RAW RECORDS
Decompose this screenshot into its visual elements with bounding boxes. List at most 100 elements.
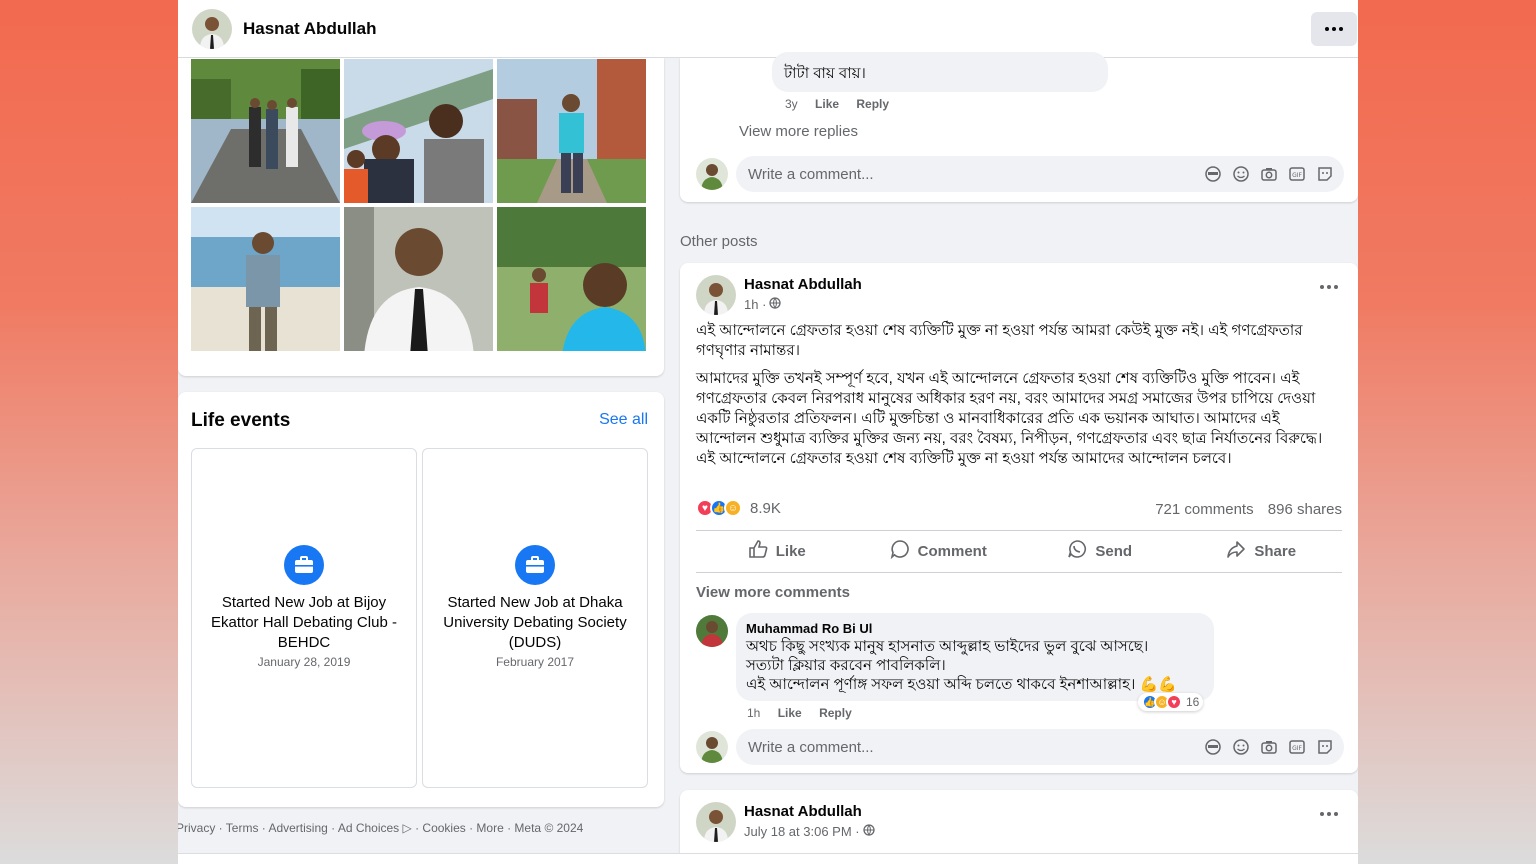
comment-placeholder: Write a comment...	[748, 166, 874, 183]
post-time-text: July 18 at 3:06 PM ·	[744, 824, 860, 839]
comment-line: এই আন্দোলন পূর্ণাঙ্গ সফল হওয়া অব্দি চলত…	[746, 676, 1177, 693]
divider	[696, 572, 1342, 573]
view-more-replies-link[interactable]: View more replies	[739, 123, 858, 140]
comment-reply-link[interactable]: Reply	[819, 706, 852, 720]
life-event-date: January 28, 2019	[257, 655, 351, 669]
briefcase-icon	[515, 545, 555, 585]
photo-thumbnail[interactable]	[497, 59, 646, 203]
camera-icon[interactable]	[1260, 738, 1278, 756]
more-dots-icon	[1320, 812, 1338, 816]
comment-like-link[interactable]: Like	[778, 706, 802, 720]
life-event-date: February 2017	[495, 655, 575, 669]
life-event-title: Started New Job at Bijoy Ekattor Hall De…	[211, 594, 397, 651]
reply-text: টাটা বায় বায়।	[784, 65, 866, 82]
comment-line: অথচ কিছু সংখ্যক মানুষ হাসনাত আব্দুল্লাহ …	[746, 638, 1149, 655]
avatar-sticker-icon[interactable]	[1204, 165, 1222, 183]
profile-avatar[interactable]	[192, 9, 232, 49]
post-more-button[interactable]	[1320, 812, 1338, 816]
comment-input[interactable]: Write a comment... GIF	[736, 156, 1344, 192]
comment-input[interactable]: Write a comment... GIF	[736, 729, 1344, 765]
post-card: Hasnat Abdullah 1h · এই আন্দোলনে গ্রেফতা…	[680, 263, 1358, 773]
profile-header-bar: Hasnat Abdullah	[178, 0, 1358, 58]
send-button[interactable]: Send	[1019, 531, 1181, 571]
globe-icon	[862, 824, 875, 839]
more-dots-icon	[1320, 285, 1338, 289]
love-reaction-icon: ♥	[1166, 694, 1182, 710]
gif-icon[interactable]: GIF	[1288, 738, 1306, 756]
comment-time: 1h	[747, 706, 761, 720]
commenter-avatar[interactable]	[696, 615, 728, 647]
share-label: Share	[1254, 542, 1297, 560]
reaction-count: 8.9K	[750, 499, 781, 517]
briefcase-icon	[284, 545, 324, 585]
see-all-link[interactable]: See all	[599, 411, 648, 429]
post-author-name[interactable]: Hasnat Abdullah	[744, 276, 862, 293]
footer-links[interactable]: Privacy · Terms · Advertising · Ad Choic…	[178, 821, 583, 835]
svg-text:GIF: GIF	[1292, 172, 1302, 179]
sticker-icon[interactable]	[1316, 738, 1334, 756]
thumbs-up-icon	[748, 539, 768, 563]
globe-icon	[769, 297, 782, 312]
post-timestamp[interactable]: 1h ·	[744, 297, 782, 312]
comments-count[interactable]: 721 comments	[1155, 501, 1253, 518]
emoji-icon[interactable]	[1232, 738, 1250, 756]
post-author-avatar[interactable]	[696, 802, 736, 842]
life-event-card[interactable]: Started New Job at Bijoy Ekattor Hall De…	[191, 448, 417, 788]
view-more-comments-link[interactable]: View more comments	[696, 584, 850, 601]
more-dots-icon	[1325, 27, 1343, 31]
photo-thumbnail[interactable]	[344, 207, 493, 351]
life-events-title: Life events	[191, 410, 291, 431]
avatar-sticker-icon[interactable]	[1204, 738, 1222, 756]
post-time-text: 1h ·	[744, 297, 767, 312]
comment-reaction-count: 16	[1186, 695, 1200, 709]
profile-name[interactable]: Hasnat Abdullah	[243, 19, 377, 39]
photo-thumbnail[interactable]	[191, 59, 340, 203]
photos-card	[178, 58, 664, 376]
post-author-avatar[interactable]	[696, 275, 736, 315]
reply-reply-link[interactable]: Reply	[856, 97, 889, 111]
comment-reactions[interactable]: 👍 ☺ ♥ 16	[1138, 693, 1204, 711]
whatsapp-icon	[1067, 539, 1087, 563]
reply-meta: 3y Like Reply	[785, 97, 889, 111]
svg-text:GIF: GIF	[1292, 745, 1302, 752]
life-event-card[interactable]: Started New Job at Dhaka University Deba…	[422, 448, 648, 788]
current-user-avatar[interactable]	[696, 158, 728, 190]
bottom-bar	[178, 853, 1358, 864]
comment-button[interactable]: Comment	[858, 531, 1020, 571]
share-arrow-icon	[1226, 539, 1246, 563]
photo-thumbnail[interactable]	[344, 59, 493, 203]
shares-count[interactable]: 896 shares	[1268, 501, 1342, 518]
post-author-name[interactable]: Hasnat Abdullah	[744, 803, 862, 820]
photo-thumbnail[interactable]	[497, 207, 646, 351]
previous-post-comments: টাটা বায় বায়। 3y Like Reply View more …	[680, 52, 1358, 202]
sticker-icon[interactable]	[1316, 165, 1334, 183]
post-reactions[interactable]: ♥ 👍 ☺ 8.9K	[696, 499, 781, 517]
post-timestamp[interactable]: July 18 at 3:06 PM ·	[744, 824, 875, 839]
comment-bubble-icon	[890, 539, 910, 563]
facebook-profile-page: Hasnat Abdullah Life events See all Star…	[178, 0, 1358, 864]
gif-icon[interactable]: GIF	[1288, 165, 1306, 183]
care-reaction-icon: ☺	[724, 499, 742, 517]
camera-icon[interactable]	[1260, 165, 1278, 183]
like-button[interactable]: Like	[696, 531, 858, 571]
share-button[interactable]: Share	[1181, 531, 1343, 571]
comment-line: সত্যটা ক্লিয়ার করবেন পাবলিকলি।	[746, 657, 946, 674]
reply-like-link[interactable]: Like	[815, 97, 839, 111]
current-user-avatar[interactable]	[696, 731, 728, 763]
commenter-name[interactable]: Muhammad Ro Bi Ul	[746, 621, 872, 636]
life-event-title: Started New Job at Dhaka University Deba…	[443, 594, 627, 651]
photo-thumbnail[interactable]	[191, 207, 340, 351]
post-more-button[interactable]	[1320, 285, 1338, 289]
life-events-card: Life events See all Started New Job at B…	[178, 392, 664, 807]
comment-bubble: Muhammad Ro Bi Ul অথচ কিছু সংখ্যক মানুষ …	[736, 613, 1214, 701]
more-options-button[interactable]	[1311, 12, 1357, 46]
post-text-paragraph: আমাদের মুক্তি তখনই সম্পূর্ণ হবে, যখন এই …	[696, 370, 1323, 467]
comment-label: Comment	[917, 542, 987, 560]
comment-meta: 1h Like Reply	[747, 706, 852, 720]
post-actions: Like Comment Send Share	[696, 531, 1342, 571]
like-label: Like	[775, 542, 806, 560]
emoji-icon[interactable]	[1232, 165, 1250, 183]
comment-placeholder: Write a comment...	[748, 739, 874, 756]
send-label: Send	[1095, 542, 1133, 560]
reply-bubble: টাটা বায় বায়।	[772, 52, 1108, 92]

SET EXERCISE
Write out the material above word for word, leaving out the picture.

CORRECT ANSWER
Decompose this screenshot into its visual elements with bounding boxes. List at most 100 elements.
comment-placeholder: Write a comment...	[748, 166, 874, 183]
post-time-text: July 18 at 3:06 PM ·	[744, 824, 860, 839]
comment-line: এই আন্দোলন পূর্ণাঙ্গ সফল হওয়া অব্দি চলত…	[746, 676, 1177, 693]
divider	[696, 572, 1342, 573]
view-more-replies-link[interactable]: View more replies	[739, 123, 858, 140]
comment-reply-link[interactable]: Reply	[819, 706, 852, 720]
life-event-date: January 28, 2019	[257, 655, 351, 669]
briefcase-icon	[515, 545, 555, 585]
photo-thumbnail[interactable]	[497, 59, 646, 203]
camera-icon[interactable]	[1260, 738, 1278, 756]
more-dots-icon	[1320, 812, 1338, 816]
comment-like-link[interactable]: Like	[778, 706, 802, 720]
life-event-date: February 2017	[495, 655, 575, 669]
life-event-title: Started New Job at Bijoy Ekattor Hall De…	[211, 594, 397, 651]
reply-text: টাটা বায় বায়।	[784, 65, 866, 82]
comment-line: অথচ কিছু সংখ্যক মানুষ হাসনাত আব্দুল্লাহ …	[746, 638, 1149, 655]
avatar-sticker-icon[interactable]	[1204, 165, 1222, 183]
profile-avatar[interactable]	[192, 9, 232, 49]
post-more-button[interactable]	[1320, 812, 1338, 816]
comment-input[interactable]: Write a comment... GIF	[736, 156, 1344, 192]
comment-input[interactable]: Write a comment... GIF	[736, 729, 1344, 765]
post-card: Hasnat Abdullah 1h · এই আন্দোলনে গ্রেফতা…	[680, 263, 1358, 773]
profile-header-bar: Hasnat Abdullah	[178, 0, 1358, 58]
send-button[interactable]: Send	[1019, 531, 1181, 571]
globe-icon	[862, 824, 875, 839]
more-dots-icon	[1320, 285, 1338, 289]
love-reaction-icon: ♥	[1166, 694, 1182, 710]
gif-icon[interactable]: GIF	[1288, 738, 1306, 756]
comment-time: 1h	[747, 706, 761, 720]
commenter-avatar[interactable]	[696, 615, 728, 647]
share-label: Share	[1254, 542, 1297, 560]
reaction-count: 8.9K	[750, 499, 781, 517]
briefcase-icon	[284, 545, 324, 585]
see-all-link[interactable]: See all	[599, 411, 648, 429]
post-author-name[interactable]: Hasnat Abdullah	[744, 276, 862, 293]
footer-links[interactable]: Privacy · Terms · Advertising · Ad Choic…	[178, 821, 583, 835]
svg-text:GIF: GIF	[1292, 172, 1302, 179]
sticker-icon[interactable]	[1316, 738, 1334, 756]
thumbs-up-icon	[748, 539, 768, 563]
globe-icon	[769, 297, 782, 312]
post-timestamp[interactable]: 1h ·	[744, 297, 782, 312]
comments-count[interactable]: 721 comments	[1155, 501, 1253, 518]
emoji-icon[interactable]	[1232, 738, 1250, 756]
post-author-avatar[interactable]	[696, 802, 736, 842]
life-event-card[interactable]: Started New Job at Bijoy Ekattor Hall De…	[191, 448, 417, 788]
view-more-comments-link[interactable]: View more comments	[696, 584, 850, 601]
more-dots-icon	[1325, 27, 1343, 31]
photo-thumbnail[interactable]	[344, 207, 493, 351]
life-events-title: Life events	[191, 410, 291, 431]
avatar-sticker-icon[interactable]	[1204, 738, 1222, 756]
post-time-text: 1h ·	[744, 297, 767, 312]
comment-reaction-count: 16	[1186, 695, 1200, 709]
profile-name[interactable]: Hasnat Abdullah	[243, 19, 377, 39]
photo-thumbnail[interactable]	[191, 59, 340, 203]
photos-card	[178, 58, 664, 376]
post-author-avatar[interactable]	[696, 275, 736, 315]
reply-reply-link[interactable]: Reply	[856, 97, 889, 111]
comment-reactions[interactable]: 👍 ☺ ♥ 16	[1138, 693, 1204, 711]
whatsapp-icon	[1067, 539, 1087, 563]
reply-meta: 3y Like Reply	[785, 97, 889, 111]
svg-text:GIF: GIF	[1292, 745, 1302, 752]
life-event-card[interactable]: Started New Job at Dhaka University Deba…	[422, 448, 648, 788]
current-user-avatar[interactable]	[696, 158, 728, 190]
bottom-bar	[178, 853, 1358, 864]
comment-button[interactable]: Comment	[858, 531, 1020, 571]
share-arrow-icon	[1226, 539, 1246, 563]
photo-thumbnail[interactable]	[344, 59, 493, 203]
shares-count[interactable]: 896 shares	[1268, 501, 1342, 518]
post-author-name[interactable]: Hasnat Abdullah	[744, 803, 862, 820]
photo-thumbnail[interactable]	[497, 207, 646, 351]
previous-post-comments: টাটা বায় বায়। 3y Like Reply View more …	[680, 52, 1358, 202]
sticker-icon[interactable]	[1316, 165, 1334, 183]
post-reactions[interactable]: ♥ 👍 ☺ 8.9K	[696, 499, 781, 517]
post-timestamp[interactable]: July 18 at 3:06 PM ·	[744, 824, 875, 839]
comment-bubble-icon	[890, 539, 910, 563]
facebook-profile-page: Hasnat Abdullah Life events See all Star…	[178, 0, 1358, 864]
gif-icon[interactable]: GIF	[1288, 165, 1306, 183]
care-reaction-icon: ☺	[724, 499, 742, 517]
camera-icon[interactable]	[1260, 165, 1278, 183]
like-button[interactable]: Like	[696, 531, 858, 571]
share-button[interactable]: Share	[1181, 531, 1343, 571]
comment-line: সত্যটা ক্লিয়ার করবেন পাবলিকলি।	[746, 657, 946, 674]
reply-like-link[interactable]: Like	[815, 97, 839, 111]
current-user-avatar[interactable]	[696, 731, 728, 763]
commenter-name[interactable]: Muhammad Ro Bi Ul	[746, 621, 872, 636]
life-event-title: Started New Job at Dhaka University Deba…	[443, 594, 627, 651]
photo-thumbnail[interactable]	[191, 207, 340, 351]
post-more-button[interactable]	[1320, 285, 1338, 289]
life-events-card: Life events See all Started New Job at B…	[178, 392, 664, 807]
comment-bubble: Muhammad Ro Bi Ul অথচ কিছু সংখ্যক মানুষ …	[736, 613, 1214, 701]
more-options-button[interactable]	[1311, 12, 1357, 46]
post-text-paragraph: আমাদের মুক্তি তখনই সম্পূর্ণ হবে, যখন এই …	[696, 370, 1323, 467]
comment-label: Comment	[917, 542, 987, 560]
comment-meta: 1h Like Reply	[747, 706, 852, 720]
post-actions: Like Comment Send Share	[696, 531, 1342, 571]
like-label: Like	[775, 542, 806, 560]
emoji-icon[interactable]	[1232, 165, 1250, 183]
comment-placeholder: Write a comment...	[748, 739, 874, 756]
send-label: Send	[1095, 542, 1133, 560]
reply-bubble: টাটা বায় বায়।	[772, 52, 1108, 92]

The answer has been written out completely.